* Aim of the exercise: Search the material below for the string "Black" and list each line that holds it.

* Working data:
◇ ◇ ◇ ◇ ◇ ◇ ◇

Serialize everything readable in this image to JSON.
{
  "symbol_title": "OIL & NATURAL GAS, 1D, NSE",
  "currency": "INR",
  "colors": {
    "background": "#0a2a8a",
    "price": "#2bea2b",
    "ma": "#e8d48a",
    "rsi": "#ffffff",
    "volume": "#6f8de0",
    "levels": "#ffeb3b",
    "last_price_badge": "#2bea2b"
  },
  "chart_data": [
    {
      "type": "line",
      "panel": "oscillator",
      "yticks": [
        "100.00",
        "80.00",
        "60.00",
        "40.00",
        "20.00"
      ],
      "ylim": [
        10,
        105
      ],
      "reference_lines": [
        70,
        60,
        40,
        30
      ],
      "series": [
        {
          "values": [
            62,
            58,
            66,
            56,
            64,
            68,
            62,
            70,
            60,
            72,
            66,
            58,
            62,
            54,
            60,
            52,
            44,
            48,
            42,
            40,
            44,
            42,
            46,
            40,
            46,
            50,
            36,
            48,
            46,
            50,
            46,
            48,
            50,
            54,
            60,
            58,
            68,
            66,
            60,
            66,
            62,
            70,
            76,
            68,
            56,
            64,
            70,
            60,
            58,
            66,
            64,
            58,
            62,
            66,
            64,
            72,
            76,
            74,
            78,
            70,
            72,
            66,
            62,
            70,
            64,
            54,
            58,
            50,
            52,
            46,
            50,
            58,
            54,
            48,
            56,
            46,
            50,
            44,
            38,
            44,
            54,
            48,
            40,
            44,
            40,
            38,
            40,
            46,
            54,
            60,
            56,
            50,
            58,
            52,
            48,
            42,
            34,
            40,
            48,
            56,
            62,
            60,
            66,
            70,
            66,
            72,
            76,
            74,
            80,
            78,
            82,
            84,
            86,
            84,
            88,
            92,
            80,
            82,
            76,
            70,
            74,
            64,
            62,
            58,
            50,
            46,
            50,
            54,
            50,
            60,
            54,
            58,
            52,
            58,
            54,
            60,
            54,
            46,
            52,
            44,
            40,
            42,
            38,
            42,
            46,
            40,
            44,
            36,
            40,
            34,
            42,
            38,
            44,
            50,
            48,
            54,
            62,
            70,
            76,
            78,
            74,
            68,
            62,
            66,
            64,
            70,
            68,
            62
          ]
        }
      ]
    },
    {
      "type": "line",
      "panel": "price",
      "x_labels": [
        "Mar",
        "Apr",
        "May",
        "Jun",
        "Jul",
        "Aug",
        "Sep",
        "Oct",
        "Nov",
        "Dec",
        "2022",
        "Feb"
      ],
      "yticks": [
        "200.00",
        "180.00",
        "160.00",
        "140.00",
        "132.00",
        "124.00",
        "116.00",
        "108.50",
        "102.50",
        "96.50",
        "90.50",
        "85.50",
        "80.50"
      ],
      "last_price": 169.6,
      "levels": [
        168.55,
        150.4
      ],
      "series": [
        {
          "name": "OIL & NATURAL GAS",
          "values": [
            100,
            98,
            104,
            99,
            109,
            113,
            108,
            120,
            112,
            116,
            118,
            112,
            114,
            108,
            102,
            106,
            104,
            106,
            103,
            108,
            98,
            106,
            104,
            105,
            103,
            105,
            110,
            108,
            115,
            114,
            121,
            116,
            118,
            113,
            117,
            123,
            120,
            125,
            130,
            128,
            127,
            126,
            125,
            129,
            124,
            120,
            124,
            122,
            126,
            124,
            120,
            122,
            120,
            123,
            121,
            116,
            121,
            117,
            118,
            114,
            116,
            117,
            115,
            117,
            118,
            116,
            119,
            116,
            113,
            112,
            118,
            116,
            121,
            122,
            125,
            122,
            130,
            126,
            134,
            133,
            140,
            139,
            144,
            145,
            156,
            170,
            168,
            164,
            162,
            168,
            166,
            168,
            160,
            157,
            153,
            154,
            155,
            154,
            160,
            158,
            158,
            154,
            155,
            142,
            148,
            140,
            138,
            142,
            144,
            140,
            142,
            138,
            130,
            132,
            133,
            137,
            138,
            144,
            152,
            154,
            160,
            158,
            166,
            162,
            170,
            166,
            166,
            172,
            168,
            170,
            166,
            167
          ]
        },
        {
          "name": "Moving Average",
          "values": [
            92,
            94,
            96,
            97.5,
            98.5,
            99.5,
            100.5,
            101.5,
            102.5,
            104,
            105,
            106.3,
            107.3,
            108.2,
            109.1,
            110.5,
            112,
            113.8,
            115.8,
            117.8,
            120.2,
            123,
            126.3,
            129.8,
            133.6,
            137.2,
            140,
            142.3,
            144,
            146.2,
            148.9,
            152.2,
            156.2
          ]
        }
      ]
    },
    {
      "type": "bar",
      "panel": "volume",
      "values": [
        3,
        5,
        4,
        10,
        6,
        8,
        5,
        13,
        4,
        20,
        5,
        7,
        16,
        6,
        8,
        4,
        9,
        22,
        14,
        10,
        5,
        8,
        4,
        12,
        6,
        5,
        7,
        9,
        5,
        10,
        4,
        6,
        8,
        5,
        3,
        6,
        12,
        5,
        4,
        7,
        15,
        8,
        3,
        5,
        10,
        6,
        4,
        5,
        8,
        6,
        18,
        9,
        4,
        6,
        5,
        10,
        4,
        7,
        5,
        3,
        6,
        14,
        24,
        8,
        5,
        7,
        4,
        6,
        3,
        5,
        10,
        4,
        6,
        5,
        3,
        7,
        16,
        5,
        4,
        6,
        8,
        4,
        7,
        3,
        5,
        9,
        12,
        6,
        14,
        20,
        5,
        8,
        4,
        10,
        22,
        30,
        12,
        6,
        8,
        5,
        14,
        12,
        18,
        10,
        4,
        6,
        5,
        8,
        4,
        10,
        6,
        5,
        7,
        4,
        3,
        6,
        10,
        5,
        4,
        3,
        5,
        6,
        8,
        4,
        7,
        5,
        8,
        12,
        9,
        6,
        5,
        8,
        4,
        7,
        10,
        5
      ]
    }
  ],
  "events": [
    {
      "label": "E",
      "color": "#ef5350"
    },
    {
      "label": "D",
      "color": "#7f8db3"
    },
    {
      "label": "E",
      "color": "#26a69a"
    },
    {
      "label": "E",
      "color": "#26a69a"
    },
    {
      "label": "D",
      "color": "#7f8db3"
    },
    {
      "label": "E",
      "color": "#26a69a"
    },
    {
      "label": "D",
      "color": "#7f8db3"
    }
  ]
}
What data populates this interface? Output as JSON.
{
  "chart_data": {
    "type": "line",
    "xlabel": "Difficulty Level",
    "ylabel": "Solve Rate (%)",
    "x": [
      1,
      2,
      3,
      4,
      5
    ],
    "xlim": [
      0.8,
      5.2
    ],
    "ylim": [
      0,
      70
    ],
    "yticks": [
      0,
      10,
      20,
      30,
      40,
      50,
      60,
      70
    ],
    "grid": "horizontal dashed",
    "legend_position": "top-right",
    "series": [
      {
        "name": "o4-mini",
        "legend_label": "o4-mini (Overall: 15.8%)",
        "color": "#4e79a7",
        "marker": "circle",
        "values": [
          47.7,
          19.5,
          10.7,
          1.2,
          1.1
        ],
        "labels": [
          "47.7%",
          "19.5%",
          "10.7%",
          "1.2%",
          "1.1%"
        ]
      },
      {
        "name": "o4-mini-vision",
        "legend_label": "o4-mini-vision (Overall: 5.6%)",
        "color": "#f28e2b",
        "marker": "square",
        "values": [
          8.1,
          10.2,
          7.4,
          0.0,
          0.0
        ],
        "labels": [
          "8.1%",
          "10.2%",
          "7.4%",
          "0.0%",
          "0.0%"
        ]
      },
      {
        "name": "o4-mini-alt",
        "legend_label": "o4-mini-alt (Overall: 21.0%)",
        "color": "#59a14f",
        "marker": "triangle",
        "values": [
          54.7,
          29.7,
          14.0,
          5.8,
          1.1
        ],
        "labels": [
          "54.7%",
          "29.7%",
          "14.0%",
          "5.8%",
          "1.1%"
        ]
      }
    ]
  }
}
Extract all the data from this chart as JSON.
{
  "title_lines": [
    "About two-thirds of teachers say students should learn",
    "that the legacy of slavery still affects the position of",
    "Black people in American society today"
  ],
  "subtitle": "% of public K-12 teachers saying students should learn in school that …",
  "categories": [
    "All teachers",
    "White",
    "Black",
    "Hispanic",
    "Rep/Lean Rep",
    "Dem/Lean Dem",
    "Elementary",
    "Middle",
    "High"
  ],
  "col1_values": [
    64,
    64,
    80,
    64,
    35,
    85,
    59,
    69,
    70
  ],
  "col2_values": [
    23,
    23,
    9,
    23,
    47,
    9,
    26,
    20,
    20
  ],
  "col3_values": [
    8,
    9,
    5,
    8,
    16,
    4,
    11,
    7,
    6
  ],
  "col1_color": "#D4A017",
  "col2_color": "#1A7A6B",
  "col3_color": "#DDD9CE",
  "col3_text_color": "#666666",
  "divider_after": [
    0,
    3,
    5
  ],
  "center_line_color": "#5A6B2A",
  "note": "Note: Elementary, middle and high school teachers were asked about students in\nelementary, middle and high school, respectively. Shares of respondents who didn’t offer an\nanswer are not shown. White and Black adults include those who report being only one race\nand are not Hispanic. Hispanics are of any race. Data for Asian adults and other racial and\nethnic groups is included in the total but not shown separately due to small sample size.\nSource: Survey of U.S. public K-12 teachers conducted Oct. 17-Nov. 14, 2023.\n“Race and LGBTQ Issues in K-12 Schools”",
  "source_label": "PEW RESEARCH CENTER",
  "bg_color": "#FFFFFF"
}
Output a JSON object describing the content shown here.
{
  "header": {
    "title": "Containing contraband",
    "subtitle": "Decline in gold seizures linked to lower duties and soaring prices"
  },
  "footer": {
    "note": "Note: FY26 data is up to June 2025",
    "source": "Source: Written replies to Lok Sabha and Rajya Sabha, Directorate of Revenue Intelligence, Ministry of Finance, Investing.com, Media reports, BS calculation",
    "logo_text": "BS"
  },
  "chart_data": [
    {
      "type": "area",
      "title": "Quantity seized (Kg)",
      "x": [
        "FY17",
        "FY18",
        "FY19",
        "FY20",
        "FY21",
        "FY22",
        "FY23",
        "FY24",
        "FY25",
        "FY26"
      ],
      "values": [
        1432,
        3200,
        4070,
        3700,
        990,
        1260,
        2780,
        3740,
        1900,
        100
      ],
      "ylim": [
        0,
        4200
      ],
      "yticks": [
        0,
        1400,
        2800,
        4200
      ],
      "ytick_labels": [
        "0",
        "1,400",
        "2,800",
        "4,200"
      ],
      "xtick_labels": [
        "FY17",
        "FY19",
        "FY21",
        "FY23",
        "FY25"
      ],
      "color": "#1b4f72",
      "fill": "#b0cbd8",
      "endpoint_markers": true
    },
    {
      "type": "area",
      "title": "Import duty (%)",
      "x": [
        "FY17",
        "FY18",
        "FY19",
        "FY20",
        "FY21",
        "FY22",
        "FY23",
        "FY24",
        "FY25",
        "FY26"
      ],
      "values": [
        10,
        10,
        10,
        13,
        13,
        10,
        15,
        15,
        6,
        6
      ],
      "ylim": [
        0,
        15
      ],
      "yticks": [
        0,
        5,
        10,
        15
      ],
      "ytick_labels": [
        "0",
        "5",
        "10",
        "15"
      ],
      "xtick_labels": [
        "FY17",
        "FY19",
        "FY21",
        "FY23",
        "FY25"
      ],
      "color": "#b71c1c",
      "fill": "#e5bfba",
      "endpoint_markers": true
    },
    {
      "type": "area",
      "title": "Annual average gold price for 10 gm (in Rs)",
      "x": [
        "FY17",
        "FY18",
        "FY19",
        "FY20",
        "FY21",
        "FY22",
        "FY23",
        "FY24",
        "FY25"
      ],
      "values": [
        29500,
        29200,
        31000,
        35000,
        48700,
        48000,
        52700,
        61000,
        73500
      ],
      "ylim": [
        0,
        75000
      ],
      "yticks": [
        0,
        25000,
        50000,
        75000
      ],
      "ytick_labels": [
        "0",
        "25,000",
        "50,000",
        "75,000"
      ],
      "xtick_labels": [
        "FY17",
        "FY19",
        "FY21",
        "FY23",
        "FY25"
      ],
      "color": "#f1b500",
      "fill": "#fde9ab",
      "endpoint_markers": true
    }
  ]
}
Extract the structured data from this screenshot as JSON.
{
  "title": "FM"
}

◇ ◇ ◇ ◇ ◇ ◇ ◇

* Exercise output:
    "Black people in American society today"
    "Black",
  "note": "Note: Elementary, middle and high school teachers were asked about students in\nelementary, middle and high school, respectively. Shares of respondents who didn’t offer an\nanswer are not shown. White and Black adults include those who report being only one race\nand are not Hispanic. Hispanics are of any race. Data for Asian adults and other racial and\nethnic groups is included in the total but not shown separately due to small sample size.\nSource: Survey of U.S. public K-12 teachers conducted Oct. 17-Nov. 14, 2023.\n“Race and LGBTQ Issues in K-12 Schools”",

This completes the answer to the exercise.